Stated task >>
Quote the listing in full, exactly as given, minus any pictures.

Working data >>
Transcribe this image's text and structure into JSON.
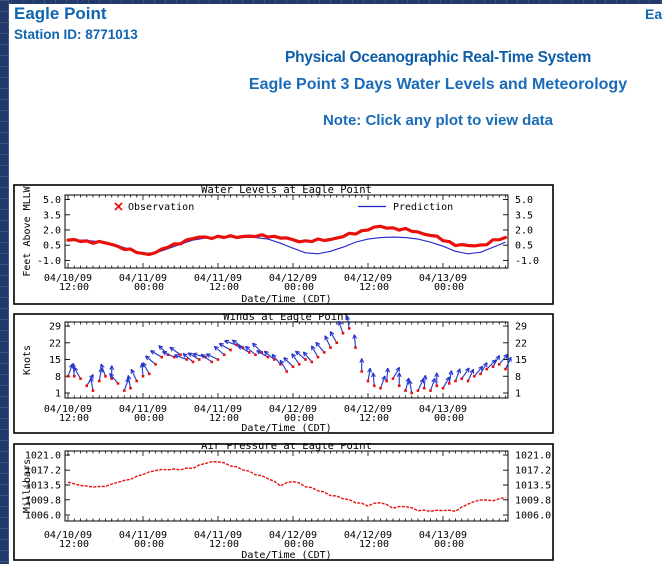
{
  "header": {
    "station_name": "Eagle Point",
    "station_id": "Station ID: 8771013",
    "top_right": "Eagle Point",
    "system_title": "Physical Oceanographic Real-Time System",
    "page_title": "Eagle Point 3 Days Water Levels and Meteorology",
    "note": "Note: Click any plot to view data"
  },
  "colors": {
    "observation_red": "#e8100c",
    "prediction_blue": "#2222cc",
    "wind_barb_blue": "#2233cc",
    "header_dark_blue": "#0e5ea9",
    "header_blue": "#1a6bb8",
    "chrome_navy": "#22396b",
    "axis_black": "#000000"
  },
  "chart_data": [
    {
      "type": "line",
      "name": "water-levels",
      "title": "Water Levels at Eagle Point",
      "ylabel": "Feet Above MLLW",
      "xlabel": "Date/Time (CDT)",
      "ytick_values": [
        5.0,
        3.5,
        2.0,
        0.5,
        -1.0
      ],
      "ytick_labels": [
        "5.0",
        "3.5",
        "2.0",
        "0.5",
        "-1.0"
      ],
      "ylim": [
        -1.75,
        5.45
      ],
      "xtick_labels": [
        [
          "04/10/09",
          "12:00"
        ],
        [
          "04/11/09",
          "00:00"
        ],
        [
          "04/11/09",
          "12:00"
        ],
        [
          "04/12/09",
          "00:00"
        ],
        [
          "04/12/09",
          "12:00"
        ],
        [
          "04/13/09",
          "00:00"
        ]
      ],
      "x_start_hour": 0,
      "x_step_hours": 2,
      "legend_position": "top-inside",
      "grid": false,
      "series": [
        {
          "name": "Observation",
          "marker": "x",
          "color_key": "observation_red",
          "values": [
            1.0,
            0.9,
            0.85,
            0.7,
            0.4,
            0.0,
            -0.4,
            -0.2,
            0.3,
            0.8,
            1.15,
            1.3,
            1.3,
            1.3,
            1.4,
            1.35,
            1.45,
            1.25,
            1.0,
            0.9,
            0.95,
            1.1,
            1.35,
            1.7,
            2.1,
            2.3,
            2.2,
            2.0,
            1.8,
            1.5,
            1.0,
            0.6,
            0.4,
            0.5,
            0.9,
            1.2
          ]
        },
        {
          "name": "Prediction",
          "marker": "line",
          "color_key": "prediction_blue",
          "values": [
            1.05,
            1.0,
            0.9,
            0.75,
            0.45,
            0.05,
            -0.3,
            -0.25,
            0.15,
            0.6,
            1.0,
            1.2,
            1.3,
            1.3,
            1.3,
            1.25,
            1.1,
            0.7,
            0.2,
            -0.25,
            -0.35,
            -0.1,
            0.3,
            0.8,
            1.1,
            1.25,
            1.3,
            1.25,
            1.1,
            0.8,
            0.4,
            -0.1,
            -0.35,
            -0.2,
            0.3,
            0.8
          ]
        }
      ]
    },
    {
      "type": "scatter",
      "name": "winds",
      "title": "Winds at Eagle Point",
      "ylabel": "Knots",
      "xlabel": "Date/Time (CDT)",
      "ytick_values": [
        29,
        22,
        15,
        8,
        1
      ],
      "ytick_labels": [
        "29",
        "22",
        "15",
        "8",
        "1"
      ],
      "ylim": [
        -1.1,
        30.7
      ],
      "xtick_labels": [
        [
          "04/10/09",
          "12:00"
        ],
        [
          "04/11/09",
          "00:00"
        ],
        [
          "04/11/09",
          "12:00"
        ],
        [
          "04/12/09",
          "00:00"
        ],
        [
          "04/12/09",
          "12:00"
        ],
        [
          "04/13/09",
          "00:00"
        ]
      ],
      "x_start_hour": 0,
      "x_step_hours": 1,
      "grid": false,
      "speed_knots": [
        8,
        8,
        7,
        4,
        2,
        6,
        8,
        7,
        5,
        2,
        3,
        6,
        8,
        9,
        13,
        16,
        17,
        16,
        17,
        15,
        14,
        15,
        16,
        14,
        15,
        17,
        19,
        21,
        20,
        18,
        17,
        18,
        16,
        15,
        13,
        10,
        12,
        13,
        15,
        14,
        16,
        18,
        20,
        22,
        26,
        28,
        20,
        10,
        6,
        4,
        3,
        6,
        7,
        4,
        2,
        1,
        2,
        3,
        2,
        4,
        3,
        5,
        6,
        7,
        6,
        8,
        9,
        11,
        12,
        13,
        11
      ],
      "dir_deg": [
        70,
        95,
        120,
        60,
        100,
        80,
        110,
        90,
        130,
        70,
        100,
        115,
        95,
        120,
        140,
        150,
        135,
        155,
        145,
        160,
        140,
        150,
        165,
        145,
        155,
        140,
        150,
        160,
        145,
        150,
        140,
        135,
        150,
        140,
        130,
        120,
        135,
        125,
        140,
        130,
        120,
        130,
        115,
        120,
        110,
        100,
        95,
        90,
        80,
        95,
        70,
        85,
        60,
        90,
        75,
        100,
        65,
        85,
        70,
        90,
        60,
        80,
        70,
        55,
        65,
        50,
        60,
        45,
        60,
        50,
        65
      ]
    },
    {
      "type": "line",
      "name": "air-pressure",
      "title": "Air Pressure at Eagle Point",
      "ylabel": "Millibars",
      "xlabel": "Date/Time (CDT)",
      "ytick_values": [
        1021.0,
        1017.2,
        1013.5,
        1009.8,
        1006.0
      ],
      "ytick_labels": [
        "1021.0",
        "1017.2",
        "1013.5",
        "1009.8",
        "1006.0"
      ],
      "ylim": [
        1004.5,
        1022.0
      ],
      "xtick_labels": [
        [
          "04/10/09",
          "12:00"
        ],
        [
          "04/11/09",
          "00:00"
        ],
        [
          "04/11/09",
          "12:00"
        ],
        [
          "04/12/09",
          "00:00"
        ],
        [
          "04/12/09",
          "12:00"
        ],
        [
          "04/13/09",
          "00:00"
        ]
      ],
      "x_start_hour": 0,
      "x_step_hours": 2,
      "grid": false,
      "series": [
        {
          "name": "Air Pressure",
          "color_key": "observation_red",
          "values": [
            1014.2,
            1013.4,
            1013.0,
            1013.2,
            1014.2,
            1015.0,
            1016.2,
            1017.2,
            1017.4,
            1017.4,
            1017.8,
            1019.0,
            1019.4,
            1018.4,
            1017.4,
            1016.2,
            1015.2,
            1013.4,
            1014.5,
            1013.2,
            1012.2,
            1011.0,
            1010.2,
            1009.2,
            1008.4,
            1009.2,
            1007.8,
            1008.2,
            1007.2,
            1007.0,
            1007.2,
            1007.0,
            1008.8,
            1009.8,
            1009.6,
            1010.4
          ]
        }
      ]
    }
  ]
}
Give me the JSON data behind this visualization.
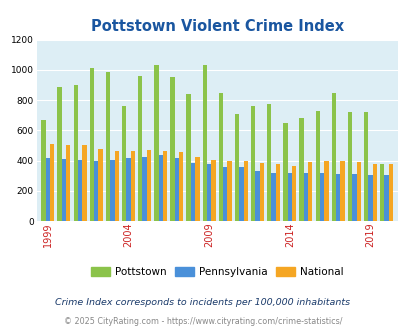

Solution >>
Transcribe this image's text and structure into JSON.
{
  "header": {
    "station_name": "Eagle Point",
    "station_id": "Station ID: 8771013",
    "top_right": "Eagle Point",
    "system_title": "Physical Oceanographic Real-Time System",
    "page_title": "Eagle Point 3 Days Water Levels and Meteorology",
    "note": "Note: Click any plot to view data"
  },
  "colors": {
    "observation_red": "#e8100c",
    "prediction_blue": "#2222cc",
    "wind_barb_blue": "#2233cc",
    "header_dark_blue": "#0e5ea9",
    "header_blue": "#1a6bb8",
    "chrome_navy": "#22396b",
    "axis_black": "#000000"
  },
  "chart_data": [
    {
      "type": "line",
      "name": "water-levels",
      "title": "Water Levels at Eagle Point",
      "ylabel": "Feet Above MLLW",
      "xlabel": "Date/Time (CDT)",
      "ytick_values": [
        5.0,
        3.5,
        2.0,
        0.5,
        -1.0
      ],
      "ytick_labels": [
        "5.0",
        "3.5",
        "2.0",
        "0.5",
        "-1.0"
      ],
      "ylim": [
        -1.75,
        5.45
      ],
      "xtick_labels": [
        [
          "04/10/09",
          "12:00"
        ],
        [
          "04/11/09",
          "00:00"
        ],
        [
          "04/11/09",
          "12:00"
        ],
        [
          "04/12/09",
          "00:00"
        ],
        [
          "04/12/09",
          "12:00"
        ],
        [
          "04/13/09",
          "00:00"
        ]
      ],
      "x_start_hour": 0,
      "x_step_hours": 2,
      "legend_position": "top-inside",
      "grid": false,
      "series": [
        {
          "name": "Observation",
          "marker": "x",
          "color_key": "observation_red",
          "values": [
            1.0,
            0.9,
            0.85,
            0.7,
            0.4,
            0.0,
            -0.4,
            -0.2,
            0.3,
            0.8,
            1.15,
            1.3,
            1.3,
            1.3,
            1.4,
            1.35,
            1.45,
            1.25,
            1.0,
            0.9,
            0.95,
            1.1,
            1.35,
            1.7,
            2.1,
            2.3,
            2.2,
            2.0,
            1.8,
            1.5,
            1.0,
            0.6,
            0.4,
            0.5,
            0.9,
            1.2
          ]
        },
        {
          "name": "Prediction",
          "marker": "line",
          "color_key": "prediction_blue",
          "values": [
            1.05,
            1.0,
            0.9,
            0.75,
            0.45,
            0.05,
            -0.3,
            -0.25,
            0.15,
            0.6,
            1.0,
            1.2,
            1.3,
            1.3,
            1.3,
            1.25,
            1.1,
            0.7,
            0.2,
            -0.25,
            -0.35,
            -0.1,
            0.3,
            0.8,
            1.1,
            1.25,
            1.3,
            1.25,
            1.1,
            0.8,
            0.4,
            -0.1,
            -0.35,
            -0.2,
            0.3,
            0.8
          ]
        }
      ]
    },
    {
      "type": "scatter",
      "name": "winds",
      "title": "Winds at Eagle Point",
      "ylabel": "Knots",
      "xlabel": "Date/Time (CDT)",
      "ytick_values": [
        29,
        22,
        15,
        8,
        1
      ],
      "ytick_labels": [
        "29",
        "22",
        "15",
        "8",
        "1"
      ],
      "ylim": [
        -1.1,
        30.7
      ],
      "xtick_labels": [
        [
          "04/10/09",
          "12:00"
        ],
        [
          "04/11/09",
          "00:00"
        ],
        [
          "04/11/09",
          "12:00"
        ],
        [
          "04/12/09",
          "00:00"
        ],
        [
          "04/12/09",
          "12:00"
        ],
        [
          "04/13/09",
          "00:00"
        ]
      ],
      "x_start_hour": 0,
      "x_step_hours": 1,
      "grid": false,
      "speed_knots": [
        8,
        8,
        7,
        4,
        2,
        6,
        8,
        7,
        5,
        2,
        3,
        6,
        8,
        9,
        13,
        16,
        17,
        16,
        17,
        15,
        14,
        15,
        16,
        14,
        15,
        17,
        19,
        21,
        20,
        18,
        17,
        18,
        16,
        15,
        13,
        10,
        12,
        13,
        15,
        14,
        16,
        18,
        20,
        22,
        26,
        28,
        20,
        10,
        6,
        4,
        3,
        6,
        7,
        4,
        2,
        1,
        2,
        3,
        2,
        4,
        3,
        5,
        6,
        7,
        6,
        8,
        9,
        11,
        12,
        13,
        11
      ],
      "dir_deg": [
        70,
        95,
        120,
        60,
        100,
        80,
        110,
        90,
        130,
        70,
        100,
        115,
        95,
        120,
        140,
        150,
        135,
        155,
        145,
        160,
        140,
        150,
        165,
        145,
        155,
        140,
        150,
        160,
        145,
        150,
        140,
        135,
        150,
        140,
        130,
        120,
        135,
        125,
        140,
        130,
        120,
        130,
        115,
        120,
        110,
        100,
        95,
        90,
        80,
        95,
        70,
        85,
        60,
        90,
        75,
        100,
        65,
        85,
        70,
        90,
        60,
        80,
        70,
        55,
        65,
        50,
        60,
        45,
        60,
        50,
        65
      ]
    },
    {
      "type": "line",
      "name": "air-pressure",
      "title": "Air Pressure at Eagle Point",
      "ylabel": "Millibars",
      "xlabel": "Date/Time (CDT)",
      "ytick_values": [
        1021.0,
        1017.2,
        1013.5,
        1009.8,
        1006.0
      ],
      "ytick_labels": [
        "1021.0",
        "1017.2",
        "1013.5",
        "1009.8",
        "1006.0"
      ],
      "ylim": [
        1004.5,
        1022.0
      ],
      "xtick_labels": [
        [
          "04/10/09",
          "12:00"
        ],
        [
          "04/11/09",
          "00:00"
        ],
        [
          "04/11/09",
          "12:00"
        ],
        [
          "04/12/09",
          "00:00"
        ],
        [
          "04/12/09",
          "12:00"
        ],
        [
          "04/13/09",
          "00:00"
        ]
      ],
      "x_start_hour": 0,
      "x_step_hours": 2,
      "grid": false,
      "series": [
        {
          "name": "Air Pressure",
          "color_key": "observation_red",
          "values": [
            1014.2,
            1013.4,
            1013.0,
            1013.2,
            1014.2,
            1015.0,
            1016.2,
            1017.2,
            1017.4,
            1017.4,
            1017.8,
            1019.0,
            1019.4,
            1018.4,
            1017.4,
            1016.2,
            1015.2,
            1013.4,
            1014.5,
            1013.2,
            1012.2,
            1011.0,
            1010.2,
            1009.2,
            1008.4,
            1009.2,
            1007.8,
            1008.2,
            1007.2,
            1007.0,
            1007.2,
            1007.0,
            1008.8,
            1009.8,
            1009.6,
            1010.4
          ]
        }
      ]
    }
  ]
}
Give me the JSON data behind this visualization.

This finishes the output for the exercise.